[RECORDS FOR THE TASK]

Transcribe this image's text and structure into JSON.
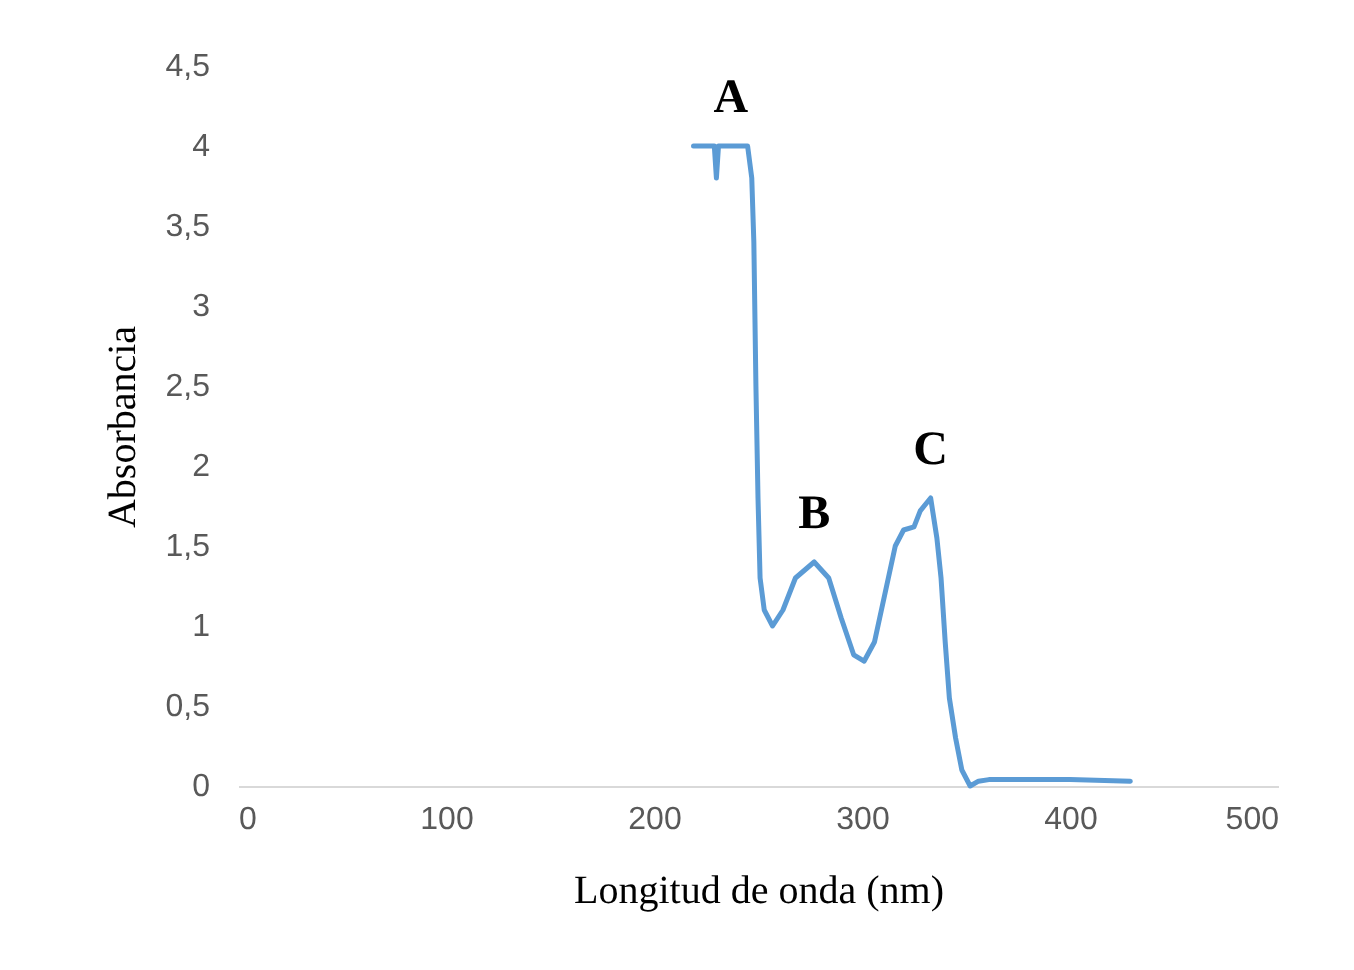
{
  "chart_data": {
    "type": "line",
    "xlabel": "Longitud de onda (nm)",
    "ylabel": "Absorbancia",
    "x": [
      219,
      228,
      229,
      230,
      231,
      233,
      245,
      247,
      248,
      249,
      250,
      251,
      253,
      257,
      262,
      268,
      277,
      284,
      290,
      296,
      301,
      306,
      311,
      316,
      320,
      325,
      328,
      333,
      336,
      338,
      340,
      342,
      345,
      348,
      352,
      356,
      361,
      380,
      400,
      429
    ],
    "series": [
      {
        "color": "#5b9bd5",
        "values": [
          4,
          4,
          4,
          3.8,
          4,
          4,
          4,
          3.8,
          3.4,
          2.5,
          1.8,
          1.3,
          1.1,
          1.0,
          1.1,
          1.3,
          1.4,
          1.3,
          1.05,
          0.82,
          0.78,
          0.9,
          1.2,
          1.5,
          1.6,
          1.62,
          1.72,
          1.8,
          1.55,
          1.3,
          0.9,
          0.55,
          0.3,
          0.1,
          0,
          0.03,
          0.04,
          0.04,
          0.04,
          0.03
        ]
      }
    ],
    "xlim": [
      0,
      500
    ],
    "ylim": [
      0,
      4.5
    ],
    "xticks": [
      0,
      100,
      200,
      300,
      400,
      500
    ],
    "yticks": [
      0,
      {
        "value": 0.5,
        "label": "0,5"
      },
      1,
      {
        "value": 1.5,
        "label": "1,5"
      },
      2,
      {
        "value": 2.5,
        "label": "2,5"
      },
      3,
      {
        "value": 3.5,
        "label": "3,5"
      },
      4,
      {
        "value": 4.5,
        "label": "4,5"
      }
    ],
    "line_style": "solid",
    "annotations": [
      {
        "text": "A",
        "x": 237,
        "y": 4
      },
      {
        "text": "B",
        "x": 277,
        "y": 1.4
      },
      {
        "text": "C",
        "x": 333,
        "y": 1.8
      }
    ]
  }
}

* * *

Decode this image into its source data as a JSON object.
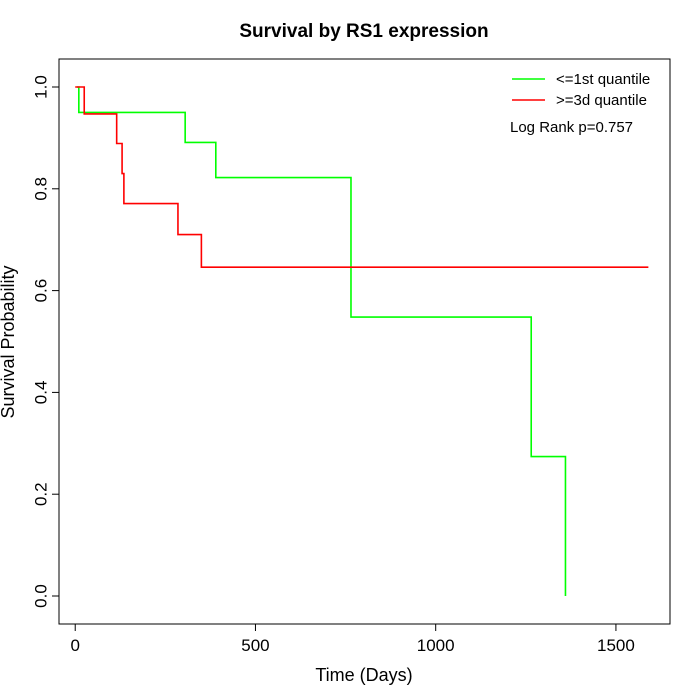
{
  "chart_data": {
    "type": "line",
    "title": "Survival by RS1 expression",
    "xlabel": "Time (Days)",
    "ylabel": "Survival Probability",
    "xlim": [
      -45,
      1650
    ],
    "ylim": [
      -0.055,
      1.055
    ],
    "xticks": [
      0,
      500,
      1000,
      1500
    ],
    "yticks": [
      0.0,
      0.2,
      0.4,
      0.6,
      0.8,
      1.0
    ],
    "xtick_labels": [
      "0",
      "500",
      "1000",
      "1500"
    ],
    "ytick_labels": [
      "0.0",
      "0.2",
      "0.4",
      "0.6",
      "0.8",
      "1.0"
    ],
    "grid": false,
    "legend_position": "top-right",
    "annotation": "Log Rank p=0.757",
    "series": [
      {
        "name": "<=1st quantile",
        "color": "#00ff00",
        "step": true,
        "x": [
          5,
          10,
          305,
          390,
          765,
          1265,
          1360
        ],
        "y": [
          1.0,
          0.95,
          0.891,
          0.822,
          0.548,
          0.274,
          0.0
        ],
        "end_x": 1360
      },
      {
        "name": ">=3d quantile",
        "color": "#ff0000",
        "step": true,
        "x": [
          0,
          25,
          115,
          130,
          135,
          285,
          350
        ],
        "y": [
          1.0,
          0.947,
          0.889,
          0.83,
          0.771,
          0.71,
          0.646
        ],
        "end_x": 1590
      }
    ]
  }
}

[SET TASK] Going through the records above, state how many lines carry "JSON", with no other text.

[SOLVED PROBLEM] 2